[§ 43. Equality in General]

The equality of states was an early premise of international law. This equality, however wide may have been its meaning, as interpreted by some of the earlier writers, can now be held to extend only to legal status. A state from its very being as a sovereign unity must be legally equal to any other state. Only those states members of the international circle are regarded as possessed of this equality from the point of view of international law. So far as legal attributes as states extend, the states members of the international circle are equal, yet that their weight in the world of affairs may vary by virtue of other circumstances must be admitted. The legal status of states is the same; regardless of the form of state organization, whether monarchy or republic; regardless of origin, whether by division or union of former states or even if created in a region hitherto outside the jurisdiction of any state; regardless of area, population, wealth, influence, etc.; regardless of relations to other states provided sovereignty is not impaired; regardless of any change in the form of state organization, as from a republic to a monarchy or even of a temporary lapse in the exercise of sovereignty.

ACTIVITY LIST
a) In the passage on the equality of states, to what can the equality of states now be held to extend?
b) Does each statement agree with the passage on the equality of states? Answer yes or no for each, quoting the deciding words. (i) States' weight in the world of affairs may vary. (ii) A state's legal status depends on whether it is a monarchy or a republic. (iii) Every state, whether or not it belongs to the international circle, has this equality from the point of view of international law.
The stored entries below are separate material from the passage on the equality of states.

(Stored entries)
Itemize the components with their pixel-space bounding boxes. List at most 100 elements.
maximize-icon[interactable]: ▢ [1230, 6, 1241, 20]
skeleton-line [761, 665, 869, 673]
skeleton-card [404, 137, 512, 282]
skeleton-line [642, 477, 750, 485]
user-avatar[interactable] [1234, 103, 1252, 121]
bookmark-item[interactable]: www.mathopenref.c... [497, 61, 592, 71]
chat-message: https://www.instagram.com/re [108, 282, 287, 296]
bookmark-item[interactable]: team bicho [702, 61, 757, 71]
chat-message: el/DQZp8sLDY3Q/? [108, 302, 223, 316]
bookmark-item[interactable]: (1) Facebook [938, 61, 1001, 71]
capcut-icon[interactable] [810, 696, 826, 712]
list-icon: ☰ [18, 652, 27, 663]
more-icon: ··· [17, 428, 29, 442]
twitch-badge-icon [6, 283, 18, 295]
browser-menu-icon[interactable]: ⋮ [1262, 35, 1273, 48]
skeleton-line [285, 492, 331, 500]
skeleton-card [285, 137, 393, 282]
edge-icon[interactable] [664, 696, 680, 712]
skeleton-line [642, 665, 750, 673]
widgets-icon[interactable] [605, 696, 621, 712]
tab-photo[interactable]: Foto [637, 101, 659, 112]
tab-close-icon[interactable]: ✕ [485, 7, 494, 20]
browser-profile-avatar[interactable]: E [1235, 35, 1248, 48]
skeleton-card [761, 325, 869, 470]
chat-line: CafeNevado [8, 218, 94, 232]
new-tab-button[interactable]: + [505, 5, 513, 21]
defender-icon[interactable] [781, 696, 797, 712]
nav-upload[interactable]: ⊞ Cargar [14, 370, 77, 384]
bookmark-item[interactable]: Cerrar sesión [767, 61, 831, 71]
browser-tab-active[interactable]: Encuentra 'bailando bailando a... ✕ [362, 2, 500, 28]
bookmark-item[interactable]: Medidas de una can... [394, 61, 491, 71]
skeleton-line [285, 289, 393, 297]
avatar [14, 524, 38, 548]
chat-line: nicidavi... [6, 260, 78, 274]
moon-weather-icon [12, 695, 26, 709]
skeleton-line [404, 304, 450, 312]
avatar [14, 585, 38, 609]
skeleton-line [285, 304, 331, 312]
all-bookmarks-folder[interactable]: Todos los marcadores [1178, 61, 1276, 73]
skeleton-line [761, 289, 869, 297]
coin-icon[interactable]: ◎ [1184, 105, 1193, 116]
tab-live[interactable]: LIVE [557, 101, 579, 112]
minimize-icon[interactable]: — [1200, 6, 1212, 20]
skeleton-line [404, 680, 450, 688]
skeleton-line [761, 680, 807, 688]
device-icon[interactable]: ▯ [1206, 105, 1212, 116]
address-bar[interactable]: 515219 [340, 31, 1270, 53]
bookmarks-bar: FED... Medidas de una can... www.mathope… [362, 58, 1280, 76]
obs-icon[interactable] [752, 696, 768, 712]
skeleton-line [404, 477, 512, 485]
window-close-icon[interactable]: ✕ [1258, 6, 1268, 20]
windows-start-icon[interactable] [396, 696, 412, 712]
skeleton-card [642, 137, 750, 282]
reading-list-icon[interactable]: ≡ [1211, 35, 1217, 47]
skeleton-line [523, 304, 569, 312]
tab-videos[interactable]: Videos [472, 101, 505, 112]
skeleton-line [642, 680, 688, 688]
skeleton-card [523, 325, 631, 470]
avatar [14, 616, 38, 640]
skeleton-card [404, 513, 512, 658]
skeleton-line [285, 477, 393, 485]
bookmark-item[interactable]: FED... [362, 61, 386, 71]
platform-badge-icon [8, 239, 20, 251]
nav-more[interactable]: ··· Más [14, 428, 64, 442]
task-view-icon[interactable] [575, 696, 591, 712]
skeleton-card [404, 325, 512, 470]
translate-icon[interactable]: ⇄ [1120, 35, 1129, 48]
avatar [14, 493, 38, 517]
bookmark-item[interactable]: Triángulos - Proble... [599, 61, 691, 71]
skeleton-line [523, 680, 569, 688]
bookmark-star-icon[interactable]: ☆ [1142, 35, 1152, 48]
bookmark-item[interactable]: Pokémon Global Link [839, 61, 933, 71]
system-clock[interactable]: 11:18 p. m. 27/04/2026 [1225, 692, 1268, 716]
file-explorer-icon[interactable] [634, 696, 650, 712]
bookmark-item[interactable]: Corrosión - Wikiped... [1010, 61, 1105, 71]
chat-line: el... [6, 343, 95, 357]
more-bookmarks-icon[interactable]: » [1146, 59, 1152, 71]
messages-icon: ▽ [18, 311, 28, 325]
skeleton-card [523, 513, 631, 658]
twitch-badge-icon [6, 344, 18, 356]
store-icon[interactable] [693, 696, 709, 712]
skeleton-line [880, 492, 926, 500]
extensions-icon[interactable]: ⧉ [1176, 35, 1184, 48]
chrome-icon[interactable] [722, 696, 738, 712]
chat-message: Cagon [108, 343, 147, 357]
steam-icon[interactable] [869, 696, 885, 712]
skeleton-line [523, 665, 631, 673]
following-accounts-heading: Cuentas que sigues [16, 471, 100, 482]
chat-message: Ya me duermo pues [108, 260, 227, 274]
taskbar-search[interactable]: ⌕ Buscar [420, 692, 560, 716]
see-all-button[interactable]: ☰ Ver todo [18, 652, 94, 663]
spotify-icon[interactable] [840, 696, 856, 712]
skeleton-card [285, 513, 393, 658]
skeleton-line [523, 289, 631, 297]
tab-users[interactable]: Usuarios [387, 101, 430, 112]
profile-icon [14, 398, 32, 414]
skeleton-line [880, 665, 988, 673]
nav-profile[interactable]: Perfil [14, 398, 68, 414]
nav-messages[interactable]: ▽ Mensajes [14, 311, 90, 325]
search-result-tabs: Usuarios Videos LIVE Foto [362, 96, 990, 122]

RESPONSES BY ITEM NUMBER
a) Only to legal status.

b)
(i) Yes: "their weight in the world of affairs may vary by virtue of other circumstances must be admitted."
(ii) No: "regardless of the form of state organization, whether monarchy or republic."
(iii) No: "Only those states members of the international circle are regarded as possessed of this equality from the point of view of international law."